(Extracted records)
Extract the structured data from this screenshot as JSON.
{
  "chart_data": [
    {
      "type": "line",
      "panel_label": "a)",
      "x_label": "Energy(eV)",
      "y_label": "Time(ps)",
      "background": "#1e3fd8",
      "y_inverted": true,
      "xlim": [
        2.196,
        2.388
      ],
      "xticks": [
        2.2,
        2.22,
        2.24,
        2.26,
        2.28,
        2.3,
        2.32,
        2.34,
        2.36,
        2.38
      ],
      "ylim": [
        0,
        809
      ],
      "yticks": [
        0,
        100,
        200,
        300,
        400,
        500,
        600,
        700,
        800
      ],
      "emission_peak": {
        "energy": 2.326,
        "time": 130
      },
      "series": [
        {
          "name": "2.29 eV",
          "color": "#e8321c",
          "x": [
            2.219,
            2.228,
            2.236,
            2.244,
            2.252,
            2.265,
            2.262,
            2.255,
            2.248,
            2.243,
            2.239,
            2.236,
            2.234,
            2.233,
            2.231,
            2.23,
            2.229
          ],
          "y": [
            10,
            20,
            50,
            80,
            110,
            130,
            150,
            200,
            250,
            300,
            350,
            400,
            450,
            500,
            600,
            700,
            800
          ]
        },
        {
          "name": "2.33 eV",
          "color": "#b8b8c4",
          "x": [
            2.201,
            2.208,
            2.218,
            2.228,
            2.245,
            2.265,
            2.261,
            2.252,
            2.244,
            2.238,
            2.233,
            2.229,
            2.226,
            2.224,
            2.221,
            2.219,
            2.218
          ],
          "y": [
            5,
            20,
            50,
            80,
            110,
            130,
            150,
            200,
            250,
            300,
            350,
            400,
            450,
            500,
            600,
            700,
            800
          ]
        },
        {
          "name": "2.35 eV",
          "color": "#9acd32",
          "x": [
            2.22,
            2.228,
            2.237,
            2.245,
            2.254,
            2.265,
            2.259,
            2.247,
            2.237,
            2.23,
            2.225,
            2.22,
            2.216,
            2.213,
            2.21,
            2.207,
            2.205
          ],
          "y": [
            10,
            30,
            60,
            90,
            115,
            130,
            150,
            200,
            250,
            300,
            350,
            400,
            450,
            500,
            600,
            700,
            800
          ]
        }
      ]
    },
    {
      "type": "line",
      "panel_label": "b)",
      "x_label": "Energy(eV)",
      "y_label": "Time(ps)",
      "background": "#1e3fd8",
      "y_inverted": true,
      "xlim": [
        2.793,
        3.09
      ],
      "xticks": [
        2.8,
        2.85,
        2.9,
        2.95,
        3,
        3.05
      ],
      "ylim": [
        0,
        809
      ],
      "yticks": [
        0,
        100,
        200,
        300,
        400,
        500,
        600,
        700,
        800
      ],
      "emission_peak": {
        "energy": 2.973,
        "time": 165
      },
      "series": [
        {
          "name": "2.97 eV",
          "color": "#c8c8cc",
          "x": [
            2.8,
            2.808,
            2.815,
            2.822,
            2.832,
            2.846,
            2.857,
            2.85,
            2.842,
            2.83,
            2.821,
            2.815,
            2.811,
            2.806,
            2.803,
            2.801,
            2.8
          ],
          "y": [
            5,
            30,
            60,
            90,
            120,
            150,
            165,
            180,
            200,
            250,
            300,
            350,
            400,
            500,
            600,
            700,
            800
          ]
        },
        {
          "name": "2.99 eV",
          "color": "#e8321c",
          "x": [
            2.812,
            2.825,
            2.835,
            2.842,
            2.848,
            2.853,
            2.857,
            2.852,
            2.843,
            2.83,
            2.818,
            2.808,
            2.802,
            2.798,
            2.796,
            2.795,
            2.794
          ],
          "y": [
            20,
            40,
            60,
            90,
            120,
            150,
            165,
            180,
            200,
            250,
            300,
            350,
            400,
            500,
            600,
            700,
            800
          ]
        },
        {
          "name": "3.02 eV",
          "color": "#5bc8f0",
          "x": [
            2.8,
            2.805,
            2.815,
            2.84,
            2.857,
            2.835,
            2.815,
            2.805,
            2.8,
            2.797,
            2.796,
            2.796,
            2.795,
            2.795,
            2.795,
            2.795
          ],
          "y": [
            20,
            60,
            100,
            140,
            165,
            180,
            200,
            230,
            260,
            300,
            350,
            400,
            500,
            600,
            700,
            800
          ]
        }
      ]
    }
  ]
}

▶ **TASK STATEMENT**
Quote the listing in full, please, keeping every line exact.

▶ **REPLY**
Extract the structured data from this screenshot as JSON.
{
  "chart_data": [
    {
      "type": "line",
      "panel_label": "a)",
      "x_label": "Energy(eV)",
      "y_label": "Time(ps)",
      "background": "#1e3fd8",
      "y_inverted": true,
      "xlim": [
        2.196,
        2.388
      ],
      "xticks": [
        2.2,
        2.22,
        2.24,
        2.26,
        2.28,
        2.3,
        2.32,
        2.34,
        2.36,
        2.38
      ],
      "ylim": [
        0,
        809
      ],
      "yticks": [
        0,
        100,
        200,
        300,
        400,
        500,
        600,
        700,
        800
      ],
      "emission_peak": {
        "energy": 2.326,
        "time": 130
      },
      "series": [
        {
          "name": "2.29 eV",
          "color": "#e8321c",
          "x": [
            2.219,
            2.228,
            2.236,
            2.244,
            2.252,
            2.265,
            2.262,
            2.255,
            2.248,
            2.243,
            2.239,
            2.236,
            2.234,
            2.233,
            2.231,
            2.23,
            2.229
          ],
          "y": [
            10,
            20,
            50,
            80,
            110,
            130,
            150,
            200,
            250,
            300,
            350,
            400,
            450,
            500,
            600,
            700,
            800
          ]
        },
        {
          "name": "2.33 eV",
          "color": "#b8b8c4",
          "x": [
            2.201,
            2.208,
            2.218,
            2.228,
            2.245,
            2.265,
            2.261,
            2.252,
            2.244,
            2.238,
            2.233,
            2.229,
            2.226,
            2.224,
            2.221,
            2.219,
            2.218
          ],
          "y": [
            5,
            20,
            50,
            80,
            110,
            130,
            150,
            200,
            250,
            300,
            350,
            400,
            450,
            500,
            600,
            700,
            800
          ]
        },
        {
          "name": "2.35 eV",
          "color": "#9acd32",
          "x": [
            2.22,
            2.228,
            2.237,
            2.245,
            2.254,
            2.265,
            2.259,
            2.247,
            2.237,
            2.23,
            2.225,
            2.22,
            2.216,
            2.213,
            2.21,
            2.207,
            2.205
          ],
          "y": [
            10,
            30,
            60,
            90,
            115,
            130,
            150,
            200,
            250,
            300,
            350,
            400,
            450,
            500,
            600,
            700,
            800
          ]
        }
      ]
    },
    {
      "type": "line",
      "panel_label": "b)",
      "x_label": "Energy(eV)",
      "y_label": "Time(ps)",
      "background": "#1e3fd8",
      "y_inverted": true,
      "xlim": [
        2.793,
        3.09
      ],
      "xticks": [
        2.8,
        2.85,
        2.9,
        2.95,
        3,
        3.05
      ],
      "ylim": [
        0,
        809
      ],
      "yticks": [
        0,
        100,
        200,
        300,
        400,
        500,
        600,
        700,
        800
      ],
      "emission_peak": {
        "energy": 2.973,
        "time": 165
      },
      "series": [
        {
          "name": "2.97 eV",
          "color": "#c8c8cc",
          "x": [
            2.8,
            2.808,
            2.815,
            2.822,
            2.832,
            2.846,
            2.857,
            2.85,
            2.842,
            2.83,
            2.821,
            2.815,
            2.811,
            2.806,
            2.803,
            2.801,
            2.8
          ],
          "y": [
            5,
            30,
            60,
            90,
            120,
            150,
            165,
            180,
            200,
            250,
            300,
            350,
            400,
            500,
            600,
            700,
            800
          ]
        },
        {
          "name": "2.99 eV",
          "color": "#e8321c",
          "x": [
            2.812,
            2.825,
            2.835,
            2.842,
            2.848,
            2.853,
            2.857,
            2.852,
            2.843,
            2.83,
            2.818,
            2.808,
            2.802,
            2.798,
            2.796,
            2.795,
            2.794
          ],
          "y": [
            20,
            40,
            60,
            90,
            120,
            150,
            165,
            180,
            200,
            250,
            300,
            350,
            400,
            500,
            600,
            700,
            800
          ]
        },
        {
          "name": "3.02 eV",
          "color": "#5bc8f0",
          "x": [
            2.8,
            2.805,
            2.815,
            2.84,
            2.857,
            2.835,
            2.815,
            2.805,
            2.8,
            2.797,
            2.796,
            2.796,
            2.795,
            2.795,
            2.795,
            2.795
          ],
          "y": [
            20,
            60,
            100,
            140,
            165,
            180,
            200,
            230,
            260,
            300,
            350,
            400,
            500,
            600,
            700,
            800
          ]
        }
      ]
    }
  ]
}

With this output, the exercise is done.